In the following material, identify every line holding the string "Tirsdag" and return it.

--- Supplied material ---

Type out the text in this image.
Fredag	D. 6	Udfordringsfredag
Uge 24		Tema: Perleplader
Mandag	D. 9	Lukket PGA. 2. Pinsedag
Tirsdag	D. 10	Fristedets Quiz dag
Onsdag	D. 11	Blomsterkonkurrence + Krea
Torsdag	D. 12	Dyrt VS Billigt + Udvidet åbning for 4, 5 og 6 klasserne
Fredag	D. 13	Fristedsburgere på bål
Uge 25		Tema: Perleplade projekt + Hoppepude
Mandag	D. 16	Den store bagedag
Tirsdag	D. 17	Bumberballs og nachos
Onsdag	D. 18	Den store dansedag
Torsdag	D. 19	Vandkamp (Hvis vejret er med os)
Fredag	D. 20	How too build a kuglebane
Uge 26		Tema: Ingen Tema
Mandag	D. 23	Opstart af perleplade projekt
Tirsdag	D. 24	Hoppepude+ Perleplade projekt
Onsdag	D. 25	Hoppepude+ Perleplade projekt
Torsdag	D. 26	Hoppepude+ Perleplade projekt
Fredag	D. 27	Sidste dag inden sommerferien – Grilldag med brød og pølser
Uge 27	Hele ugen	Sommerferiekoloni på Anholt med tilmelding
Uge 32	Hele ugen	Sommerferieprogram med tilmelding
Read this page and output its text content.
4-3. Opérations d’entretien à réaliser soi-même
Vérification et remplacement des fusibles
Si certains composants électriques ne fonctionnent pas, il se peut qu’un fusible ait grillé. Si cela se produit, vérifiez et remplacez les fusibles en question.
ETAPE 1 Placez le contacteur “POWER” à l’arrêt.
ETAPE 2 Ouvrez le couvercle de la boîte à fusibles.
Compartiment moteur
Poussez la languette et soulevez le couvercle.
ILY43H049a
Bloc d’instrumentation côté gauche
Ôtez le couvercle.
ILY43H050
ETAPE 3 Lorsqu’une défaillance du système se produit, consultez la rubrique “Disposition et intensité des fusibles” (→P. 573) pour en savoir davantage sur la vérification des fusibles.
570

---
--- Supplied material ---

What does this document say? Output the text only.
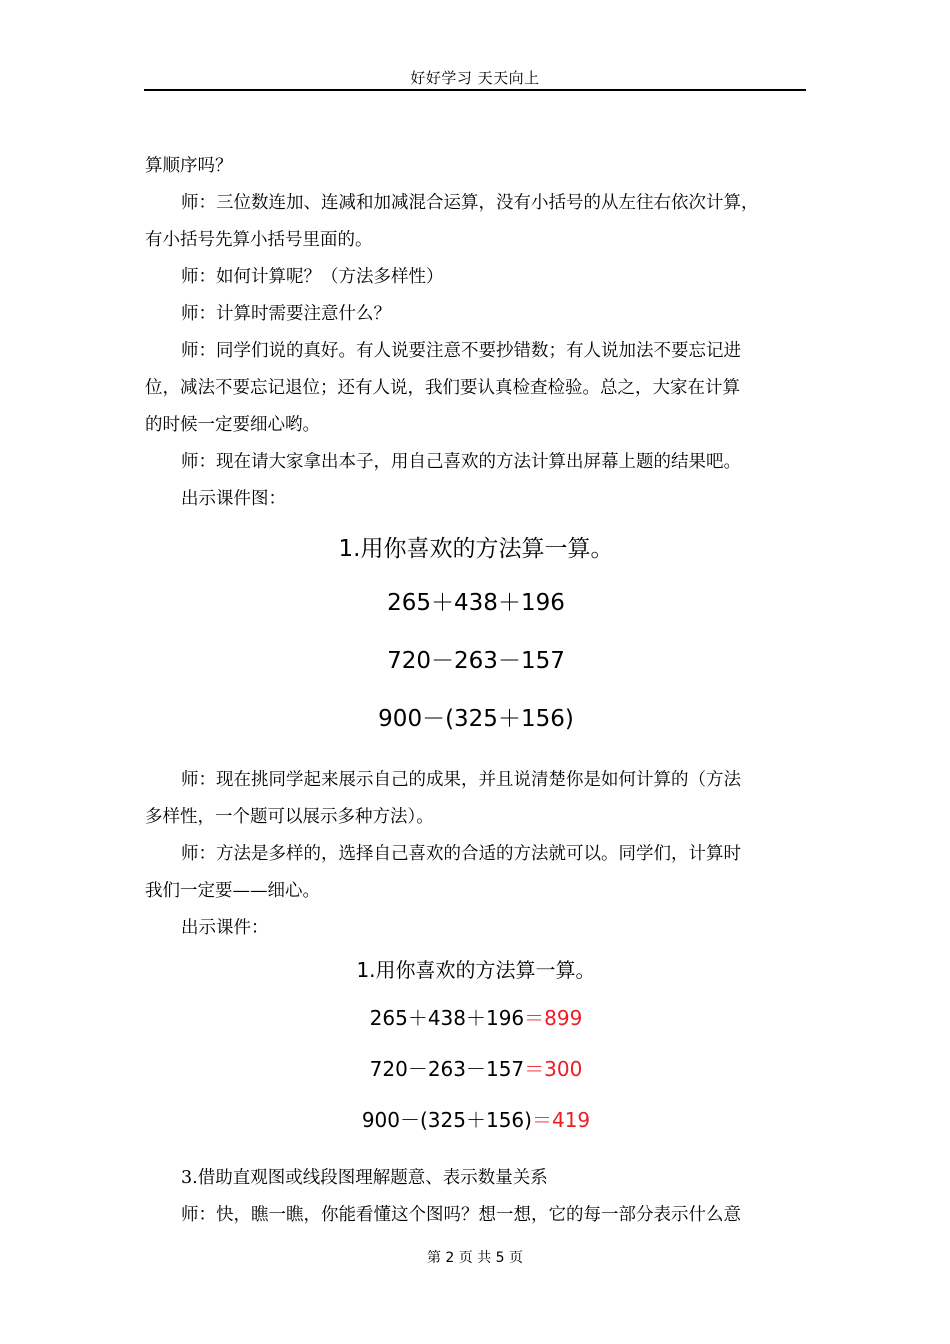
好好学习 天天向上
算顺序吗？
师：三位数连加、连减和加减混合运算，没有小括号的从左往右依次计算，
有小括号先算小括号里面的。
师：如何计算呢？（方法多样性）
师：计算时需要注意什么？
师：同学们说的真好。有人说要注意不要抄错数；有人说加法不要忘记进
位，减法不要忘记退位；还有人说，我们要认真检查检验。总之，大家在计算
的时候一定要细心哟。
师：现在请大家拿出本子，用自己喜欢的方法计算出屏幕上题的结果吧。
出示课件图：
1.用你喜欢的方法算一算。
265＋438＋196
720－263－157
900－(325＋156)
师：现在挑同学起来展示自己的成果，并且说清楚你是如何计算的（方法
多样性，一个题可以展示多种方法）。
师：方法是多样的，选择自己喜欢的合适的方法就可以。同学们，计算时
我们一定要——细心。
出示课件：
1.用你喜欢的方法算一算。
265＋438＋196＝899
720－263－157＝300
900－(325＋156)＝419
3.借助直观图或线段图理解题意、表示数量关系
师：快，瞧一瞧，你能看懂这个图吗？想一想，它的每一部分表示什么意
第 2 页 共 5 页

---

▸ Result:
Tirsdag	D. 10	Fristedets Quiz dag
Tirsdag	D. 17	Bumberballs og nachos
Tirsdag	D. 24	Hoppepude+ Perleplade projekt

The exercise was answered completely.